**Problem statement**
Looking through the listing, how many of its lines hold the word "Дневники"? Answer with only the number.

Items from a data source
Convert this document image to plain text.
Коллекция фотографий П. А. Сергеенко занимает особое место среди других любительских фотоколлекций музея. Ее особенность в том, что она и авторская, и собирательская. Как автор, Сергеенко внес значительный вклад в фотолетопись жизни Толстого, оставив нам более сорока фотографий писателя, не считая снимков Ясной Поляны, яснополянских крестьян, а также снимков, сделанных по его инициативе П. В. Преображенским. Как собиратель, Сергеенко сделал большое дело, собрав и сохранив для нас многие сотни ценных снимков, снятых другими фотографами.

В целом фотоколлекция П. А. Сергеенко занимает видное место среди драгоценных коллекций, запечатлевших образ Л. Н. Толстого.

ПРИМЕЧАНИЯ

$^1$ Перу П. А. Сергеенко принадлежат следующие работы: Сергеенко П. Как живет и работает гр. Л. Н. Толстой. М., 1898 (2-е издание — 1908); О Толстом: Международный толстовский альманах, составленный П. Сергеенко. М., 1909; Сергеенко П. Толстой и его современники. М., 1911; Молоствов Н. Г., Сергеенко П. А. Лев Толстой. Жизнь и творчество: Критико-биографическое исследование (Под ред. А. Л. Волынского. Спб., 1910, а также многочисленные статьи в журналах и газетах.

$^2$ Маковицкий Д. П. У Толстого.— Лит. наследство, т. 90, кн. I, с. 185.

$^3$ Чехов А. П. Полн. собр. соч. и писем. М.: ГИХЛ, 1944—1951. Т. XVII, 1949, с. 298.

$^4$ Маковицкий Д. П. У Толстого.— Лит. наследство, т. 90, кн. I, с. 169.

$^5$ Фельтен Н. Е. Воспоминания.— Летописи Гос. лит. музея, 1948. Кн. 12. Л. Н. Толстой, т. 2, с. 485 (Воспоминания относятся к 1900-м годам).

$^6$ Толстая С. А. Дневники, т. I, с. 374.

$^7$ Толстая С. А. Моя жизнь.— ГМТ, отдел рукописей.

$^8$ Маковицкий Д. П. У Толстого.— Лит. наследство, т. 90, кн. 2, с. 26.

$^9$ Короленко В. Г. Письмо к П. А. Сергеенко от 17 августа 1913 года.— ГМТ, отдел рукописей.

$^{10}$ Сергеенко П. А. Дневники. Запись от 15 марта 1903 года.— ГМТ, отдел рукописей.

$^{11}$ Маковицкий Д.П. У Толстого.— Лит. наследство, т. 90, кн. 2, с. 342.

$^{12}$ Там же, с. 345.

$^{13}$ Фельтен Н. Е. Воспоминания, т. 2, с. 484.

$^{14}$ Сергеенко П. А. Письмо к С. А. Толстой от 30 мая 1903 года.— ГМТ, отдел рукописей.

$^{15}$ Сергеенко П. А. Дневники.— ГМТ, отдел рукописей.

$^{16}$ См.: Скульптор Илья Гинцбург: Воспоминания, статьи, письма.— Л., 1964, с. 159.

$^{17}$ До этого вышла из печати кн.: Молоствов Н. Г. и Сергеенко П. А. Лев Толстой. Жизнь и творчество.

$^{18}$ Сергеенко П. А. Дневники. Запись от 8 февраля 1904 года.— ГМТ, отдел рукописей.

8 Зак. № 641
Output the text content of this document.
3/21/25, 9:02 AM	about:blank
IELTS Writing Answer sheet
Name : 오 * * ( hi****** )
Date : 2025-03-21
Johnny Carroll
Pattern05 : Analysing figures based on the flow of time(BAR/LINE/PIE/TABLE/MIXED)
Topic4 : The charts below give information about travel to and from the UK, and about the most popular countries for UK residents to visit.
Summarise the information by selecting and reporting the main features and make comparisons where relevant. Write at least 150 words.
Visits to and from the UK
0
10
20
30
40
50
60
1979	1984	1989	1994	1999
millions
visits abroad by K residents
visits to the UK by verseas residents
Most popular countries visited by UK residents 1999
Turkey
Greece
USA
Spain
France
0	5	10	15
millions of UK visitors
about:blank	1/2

**The output**
4